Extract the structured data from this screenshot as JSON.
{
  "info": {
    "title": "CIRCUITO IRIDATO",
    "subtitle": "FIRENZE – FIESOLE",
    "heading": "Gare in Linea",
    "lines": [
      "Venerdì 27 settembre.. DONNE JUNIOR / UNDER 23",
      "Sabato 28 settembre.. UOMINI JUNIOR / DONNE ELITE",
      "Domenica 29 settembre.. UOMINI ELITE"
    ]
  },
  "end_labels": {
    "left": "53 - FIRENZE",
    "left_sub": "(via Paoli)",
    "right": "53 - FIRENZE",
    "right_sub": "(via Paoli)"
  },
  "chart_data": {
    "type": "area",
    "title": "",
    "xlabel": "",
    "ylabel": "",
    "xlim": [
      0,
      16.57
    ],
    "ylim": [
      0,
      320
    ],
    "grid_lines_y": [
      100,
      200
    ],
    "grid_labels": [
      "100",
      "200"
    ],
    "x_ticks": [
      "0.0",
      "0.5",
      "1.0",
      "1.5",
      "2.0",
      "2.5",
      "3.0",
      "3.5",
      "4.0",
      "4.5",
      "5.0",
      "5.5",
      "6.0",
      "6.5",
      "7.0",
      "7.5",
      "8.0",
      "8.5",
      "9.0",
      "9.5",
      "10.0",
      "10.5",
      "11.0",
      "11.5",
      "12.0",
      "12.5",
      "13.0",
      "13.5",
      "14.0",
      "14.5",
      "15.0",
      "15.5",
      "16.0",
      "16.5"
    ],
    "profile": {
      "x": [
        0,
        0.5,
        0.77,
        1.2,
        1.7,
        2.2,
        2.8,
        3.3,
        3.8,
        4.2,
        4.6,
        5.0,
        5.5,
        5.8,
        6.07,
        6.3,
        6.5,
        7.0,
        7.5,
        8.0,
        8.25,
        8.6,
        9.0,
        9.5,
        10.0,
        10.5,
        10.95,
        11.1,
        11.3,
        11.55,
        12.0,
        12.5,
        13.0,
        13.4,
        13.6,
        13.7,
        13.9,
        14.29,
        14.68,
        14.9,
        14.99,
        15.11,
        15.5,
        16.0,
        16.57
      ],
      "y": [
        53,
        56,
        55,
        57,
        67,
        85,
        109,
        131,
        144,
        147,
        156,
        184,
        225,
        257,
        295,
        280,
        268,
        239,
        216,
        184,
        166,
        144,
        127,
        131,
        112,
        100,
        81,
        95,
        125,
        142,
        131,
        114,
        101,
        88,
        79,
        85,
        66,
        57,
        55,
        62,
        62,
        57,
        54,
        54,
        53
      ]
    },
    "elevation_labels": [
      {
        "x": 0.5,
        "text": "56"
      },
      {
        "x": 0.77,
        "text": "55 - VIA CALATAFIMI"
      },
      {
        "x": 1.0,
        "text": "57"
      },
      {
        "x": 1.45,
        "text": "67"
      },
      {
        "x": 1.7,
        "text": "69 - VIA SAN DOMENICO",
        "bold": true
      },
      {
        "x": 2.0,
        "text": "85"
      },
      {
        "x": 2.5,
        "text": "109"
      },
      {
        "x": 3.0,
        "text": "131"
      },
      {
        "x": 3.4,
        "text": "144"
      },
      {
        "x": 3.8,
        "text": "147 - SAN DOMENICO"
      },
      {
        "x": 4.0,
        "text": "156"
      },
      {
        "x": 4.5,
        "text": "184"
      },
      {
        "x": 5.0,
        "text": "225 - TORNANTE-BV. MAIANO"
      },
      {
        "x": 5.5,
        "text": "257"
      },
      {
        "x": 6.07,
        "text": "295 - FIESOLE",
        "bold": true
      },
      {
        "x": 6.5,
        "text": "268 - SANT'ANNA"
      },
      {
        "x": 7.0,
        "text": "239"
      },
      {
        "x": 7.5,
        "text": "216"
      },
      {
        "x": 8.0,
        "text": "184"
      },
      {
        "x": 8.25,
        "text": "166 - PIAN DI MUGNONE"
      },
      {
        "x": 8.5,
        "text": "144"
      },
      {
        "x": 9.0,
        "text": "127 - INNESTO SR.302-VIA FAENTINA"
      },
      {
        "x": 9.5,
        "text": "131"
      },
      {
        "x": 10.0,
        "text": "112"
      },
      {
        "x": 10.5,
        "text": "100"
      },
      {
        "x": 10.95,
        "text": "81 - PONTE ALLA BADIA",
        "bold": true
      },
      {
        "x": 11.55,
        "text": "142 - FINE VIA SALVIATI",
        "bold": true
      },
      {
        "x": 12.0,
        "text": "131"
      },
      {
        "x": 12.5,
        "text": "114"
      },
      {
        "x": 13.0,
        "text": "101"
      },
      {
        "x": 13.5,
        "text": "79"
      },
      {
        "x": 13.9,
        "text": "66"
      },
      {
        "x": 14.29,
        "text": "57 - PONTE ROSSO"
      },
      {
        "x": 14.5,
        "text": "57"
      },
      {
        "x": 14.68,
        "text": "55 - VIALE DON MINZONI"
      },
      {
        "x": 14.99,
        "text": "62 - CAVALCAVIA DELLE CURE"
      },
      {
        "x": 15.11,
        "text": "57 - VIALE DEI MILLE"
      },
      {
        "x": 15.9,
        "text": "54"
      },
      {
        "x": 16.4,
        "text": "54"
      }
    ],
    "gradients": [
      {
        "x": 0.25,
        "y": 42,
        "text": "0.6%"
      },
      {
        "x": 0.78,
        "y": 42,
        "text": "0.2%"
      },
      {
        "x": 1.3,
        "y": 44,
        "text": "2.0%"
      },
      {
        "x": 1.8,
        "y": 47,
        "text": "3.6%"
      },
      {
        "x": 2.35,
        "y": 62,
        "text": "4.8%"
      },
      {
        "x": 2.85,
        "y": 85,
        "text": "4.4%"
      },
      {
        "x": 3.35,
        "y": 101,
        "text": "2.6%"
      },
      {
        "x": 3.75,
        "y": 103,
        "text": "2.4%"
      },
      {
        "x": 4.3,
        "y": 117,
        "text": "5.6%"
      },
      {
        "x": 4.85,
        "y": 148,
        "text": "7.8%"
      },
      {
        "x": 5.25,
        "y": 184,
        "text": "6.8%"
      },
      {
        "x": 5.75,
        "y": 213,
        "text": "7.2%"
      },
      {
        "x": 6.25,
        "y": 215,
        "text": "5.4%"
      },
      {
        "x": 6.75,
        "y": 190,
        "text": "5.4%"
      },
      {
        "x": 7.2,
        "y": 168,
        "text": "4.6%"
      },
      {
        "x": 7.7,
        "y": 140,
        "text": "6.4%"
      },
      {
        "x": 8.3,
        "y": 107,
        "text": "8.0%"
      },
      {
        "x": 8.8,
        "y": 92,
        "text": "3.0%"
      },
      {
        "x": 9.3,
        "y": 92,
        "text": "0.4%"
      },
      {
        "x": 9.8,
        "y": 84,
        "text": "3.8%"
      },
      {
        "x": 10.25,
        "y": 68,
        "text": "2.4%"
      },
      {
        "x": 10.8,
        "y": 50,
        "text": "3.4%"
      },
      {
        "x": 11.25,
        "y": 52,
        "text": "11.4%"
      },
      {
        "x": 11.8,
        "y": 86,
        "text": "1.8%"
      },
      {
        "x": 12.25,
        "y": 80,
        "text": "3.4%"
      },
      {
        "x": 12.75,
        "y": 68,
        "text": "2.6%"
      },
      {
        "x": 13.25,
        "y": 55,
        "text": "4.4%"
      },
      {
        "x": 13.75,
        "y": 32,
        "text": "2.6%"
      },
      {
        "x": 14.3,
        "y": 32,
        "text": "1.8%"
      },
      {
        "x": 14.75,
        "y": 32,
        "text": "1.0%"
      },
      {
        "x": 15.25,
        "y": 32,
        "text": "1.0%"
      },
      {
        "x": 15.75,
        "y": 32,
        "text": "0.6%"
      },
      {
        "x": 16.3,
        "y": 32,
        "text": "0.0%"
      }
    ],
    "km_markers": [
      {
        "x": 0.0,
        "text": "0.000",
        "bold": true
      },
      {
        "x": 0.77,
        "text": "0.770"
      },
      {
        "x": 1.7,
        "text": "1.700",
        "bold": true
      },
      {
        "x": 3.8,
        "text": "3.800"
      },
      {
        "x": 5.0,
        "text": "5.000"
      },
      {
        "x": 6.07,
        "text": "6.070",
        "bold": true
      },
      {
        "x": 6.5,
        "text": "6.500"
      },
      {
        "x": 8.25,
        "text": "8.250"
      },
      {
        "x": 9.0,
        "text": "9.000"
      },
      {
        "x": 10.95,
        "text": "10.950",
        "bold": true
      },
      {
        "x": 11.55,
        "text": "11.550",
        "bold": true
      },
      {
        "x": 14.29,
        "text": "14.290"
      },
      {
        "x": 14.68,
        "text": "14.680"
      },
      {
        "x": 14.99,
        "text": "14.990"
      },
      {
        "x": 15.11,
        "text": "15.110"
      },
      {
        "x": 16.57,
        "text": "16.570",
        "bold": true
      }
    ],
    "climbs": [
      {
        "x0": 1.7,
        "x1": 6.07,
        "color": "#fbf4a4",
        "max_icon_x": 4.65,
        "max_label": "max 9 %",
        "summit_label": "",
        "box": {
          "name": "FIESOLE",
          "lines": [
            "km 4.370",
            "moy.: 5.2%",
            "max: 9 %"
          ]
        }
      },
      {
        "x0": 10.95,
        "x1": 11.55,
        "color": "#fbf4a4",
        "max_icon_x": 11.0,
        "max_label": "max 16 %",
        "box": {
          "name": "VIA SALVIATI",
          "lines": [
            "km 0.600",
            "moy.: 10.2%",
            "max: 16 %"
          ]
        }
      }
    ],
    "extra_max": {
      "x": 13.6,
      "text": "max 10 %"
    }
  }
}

==============================

> _Short task_
Return each line of the listing that holds the string "FIESOLE".

> _Final answer_
    "subtitle": "FIRENZE – FIESOLE",
        "text": "295 - FIESOLE",
          "name": "FIESOLE",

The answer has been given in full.